## REQUIRED TASK
Where a line contains the word "JSON", copy that line in full.

## EXTRACTED ENTRIES

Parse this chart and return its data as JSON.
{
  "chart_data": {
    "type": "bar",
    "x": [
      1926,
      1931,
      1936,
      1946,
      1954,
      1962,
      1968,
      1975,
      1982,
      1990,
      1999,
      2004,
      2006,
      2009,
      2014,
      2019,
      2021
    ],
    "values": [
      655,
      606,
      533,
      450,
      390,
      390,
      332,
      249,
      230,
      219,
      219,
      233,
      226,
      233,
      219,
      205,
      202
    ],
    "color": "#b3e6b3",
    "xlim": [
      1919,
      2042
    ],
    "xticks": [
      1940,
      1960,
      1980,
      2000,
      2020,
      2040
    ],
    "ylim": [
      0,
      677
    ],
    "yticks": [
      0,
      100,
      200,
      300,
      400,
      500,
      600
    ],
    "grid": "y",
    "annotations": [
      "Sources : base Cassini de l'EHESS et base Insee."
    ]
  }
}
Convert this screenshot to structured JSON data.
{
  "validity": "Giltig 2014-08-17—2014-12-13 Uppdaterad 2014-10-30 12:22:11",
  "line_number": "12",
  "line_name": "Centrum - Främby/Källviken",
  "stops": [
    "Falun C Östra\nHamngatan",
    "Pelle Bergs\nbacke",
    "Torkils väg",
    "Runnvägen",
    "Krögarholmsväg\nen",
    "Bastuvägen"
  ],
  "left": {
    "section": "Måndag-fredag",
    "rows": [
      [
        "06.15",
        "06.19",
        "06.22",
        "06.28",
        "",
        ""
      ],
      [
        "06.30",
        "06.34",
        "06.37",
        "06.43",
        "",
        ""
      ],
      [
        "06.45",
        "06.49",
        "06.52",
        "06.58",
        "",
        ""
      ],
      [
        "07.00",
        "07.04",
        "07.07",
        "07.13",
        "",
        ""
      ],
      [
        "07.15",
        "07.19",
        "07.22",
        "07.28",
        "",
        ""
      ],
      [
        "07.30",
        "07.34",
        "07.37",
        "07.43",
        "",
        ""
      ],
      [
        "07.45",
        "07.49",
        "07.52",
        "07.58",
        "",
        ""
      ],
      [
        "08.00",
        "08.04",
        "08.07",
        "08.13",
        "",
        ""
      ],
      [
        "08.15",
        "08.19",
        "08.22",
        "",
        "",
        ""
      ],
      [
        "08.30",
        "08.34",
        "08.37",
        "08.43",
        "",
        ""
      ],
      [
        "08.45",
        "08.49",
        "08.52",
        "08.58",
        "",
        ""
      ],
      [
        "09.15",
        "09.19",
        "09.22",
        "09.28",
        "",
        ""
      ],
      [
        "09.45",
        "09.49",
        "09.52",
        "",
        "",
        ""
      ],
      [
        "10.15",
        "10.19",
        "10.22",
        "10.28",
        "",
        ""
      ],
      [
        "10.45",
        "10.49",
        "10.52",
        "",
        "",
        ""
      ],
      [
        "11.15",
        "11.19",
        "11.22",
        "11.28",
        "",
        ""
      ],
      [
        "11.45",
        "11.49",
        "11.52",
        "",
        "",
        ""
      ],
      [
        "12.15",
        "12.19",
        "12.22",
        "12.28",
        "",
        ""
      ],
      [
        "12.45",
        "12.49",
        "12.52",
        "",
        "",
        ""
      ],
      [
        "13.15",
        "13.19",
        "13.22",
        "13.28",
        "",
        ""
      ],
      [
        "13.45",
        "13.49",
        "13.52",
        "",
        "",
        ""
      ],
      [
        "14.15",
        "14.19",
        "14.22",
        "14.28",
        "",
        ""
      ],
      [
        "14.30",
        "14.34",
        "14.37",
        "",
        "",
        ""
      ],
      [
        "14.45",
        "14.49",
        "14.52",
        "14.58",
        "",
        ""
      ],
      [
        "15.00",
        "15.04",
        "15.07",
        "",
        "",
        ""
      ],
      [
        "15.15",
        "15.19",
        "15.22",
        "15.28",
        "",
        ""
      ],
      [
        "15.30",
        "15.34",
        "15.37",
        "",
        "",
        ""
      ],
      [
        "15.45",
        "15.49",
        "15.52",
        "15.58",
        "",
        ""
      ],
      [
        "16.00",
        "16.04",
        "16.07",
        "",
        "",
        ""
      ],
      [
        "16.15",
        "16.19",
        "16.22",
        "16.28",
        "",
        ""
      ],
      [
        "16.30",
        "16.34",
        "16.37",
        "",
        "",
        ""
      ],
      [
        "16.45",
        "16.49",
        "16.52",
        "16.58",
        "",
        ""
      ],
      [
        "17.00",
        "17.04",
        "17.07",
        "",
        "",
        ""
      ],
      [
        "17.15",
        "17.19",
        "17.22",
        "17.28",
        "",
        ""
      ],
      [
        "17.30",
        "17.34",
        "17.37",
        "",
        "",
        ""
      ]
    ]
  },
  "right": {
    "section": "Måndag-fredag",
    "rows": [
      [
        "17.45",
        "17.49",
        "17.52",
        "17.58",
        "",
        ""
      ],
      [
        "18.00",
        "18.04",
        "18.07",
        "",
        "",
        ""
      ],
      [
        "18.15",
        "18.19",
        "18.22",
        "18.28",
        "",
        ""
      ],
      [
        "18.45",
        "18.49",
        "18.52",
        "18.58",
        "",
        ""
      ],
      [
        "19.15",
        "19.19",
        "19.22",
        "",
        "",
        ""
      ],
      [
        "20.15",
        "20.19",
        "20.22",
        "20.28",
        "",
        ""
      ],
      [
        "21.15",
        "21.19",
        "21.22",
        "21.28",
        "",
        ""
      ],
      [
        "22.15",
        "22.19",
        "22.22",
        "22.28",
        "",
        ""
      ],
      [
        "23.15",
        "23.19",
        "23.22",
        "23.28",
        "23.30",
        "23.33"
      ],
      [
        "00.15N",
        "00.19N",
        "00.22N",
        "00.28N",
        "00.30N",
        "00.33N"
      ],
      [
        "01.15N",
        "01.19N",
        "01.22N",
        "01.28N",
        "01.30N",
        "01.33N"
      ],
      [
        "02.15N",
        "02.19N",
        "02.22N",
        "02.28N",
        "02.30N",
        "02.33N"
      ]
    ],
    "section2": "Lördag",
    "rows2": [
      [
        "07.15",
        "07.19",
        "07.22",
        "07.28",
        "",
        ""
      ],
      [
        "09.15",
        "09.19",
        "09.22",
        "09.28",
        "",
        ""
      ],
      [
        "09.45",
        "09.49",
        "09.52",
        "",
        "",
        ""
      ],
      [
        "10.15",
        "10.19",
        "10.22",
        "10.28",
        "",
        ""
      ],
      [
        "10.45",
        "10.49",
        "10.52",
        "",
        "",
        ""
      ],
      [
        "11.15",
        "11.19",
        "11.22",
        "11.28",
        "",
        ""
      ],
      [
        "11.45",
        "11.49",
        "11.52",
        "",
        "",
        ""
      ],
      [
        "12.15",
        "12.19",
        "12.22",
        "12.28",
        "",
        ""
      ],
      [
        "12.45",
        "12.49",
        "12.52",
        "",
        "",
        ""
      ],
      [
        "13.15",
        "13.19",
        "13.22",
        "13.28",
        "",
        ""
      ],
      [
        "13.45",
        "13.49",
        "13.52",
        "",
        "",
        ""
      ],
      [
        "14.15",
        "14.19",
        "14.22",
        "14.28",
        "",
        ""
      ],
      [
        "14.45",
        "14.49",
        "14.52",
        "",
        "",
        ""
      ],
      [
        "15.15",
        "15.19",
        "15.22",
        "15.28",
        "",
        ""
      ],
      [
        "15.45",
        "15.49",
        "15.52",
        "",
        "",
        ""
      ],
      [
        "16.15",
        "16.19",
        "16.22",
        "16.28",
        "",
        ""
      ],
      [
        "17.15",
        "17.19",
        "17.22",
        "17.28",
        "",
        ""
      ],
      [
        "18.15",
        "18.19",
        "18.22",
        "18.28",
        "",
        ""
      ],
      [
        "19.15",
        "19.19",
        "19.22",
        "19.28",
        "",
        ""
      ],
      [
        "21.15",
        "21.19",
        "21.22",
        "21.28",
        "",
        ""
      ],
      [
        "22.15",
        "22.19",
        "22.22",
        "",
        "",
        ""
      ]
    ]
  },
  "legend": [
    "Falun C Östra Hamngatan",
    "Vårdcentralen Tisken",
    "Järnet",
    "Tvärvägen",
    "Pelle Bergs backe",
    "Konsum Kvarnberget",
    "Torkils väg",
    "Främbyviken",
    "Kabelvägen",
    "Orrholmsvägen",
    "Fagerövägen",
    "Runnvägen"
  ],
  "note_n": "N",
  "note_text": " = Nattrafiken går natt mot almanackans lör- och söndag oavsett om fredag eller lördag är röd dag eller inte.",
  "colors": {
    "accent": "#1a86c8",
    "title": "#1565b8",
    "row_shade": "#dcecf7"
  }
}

## ANSWER TO THIS PROBLEM
Parse this chart and return its data as JSON.
Convert this screenshot to structured JSON data.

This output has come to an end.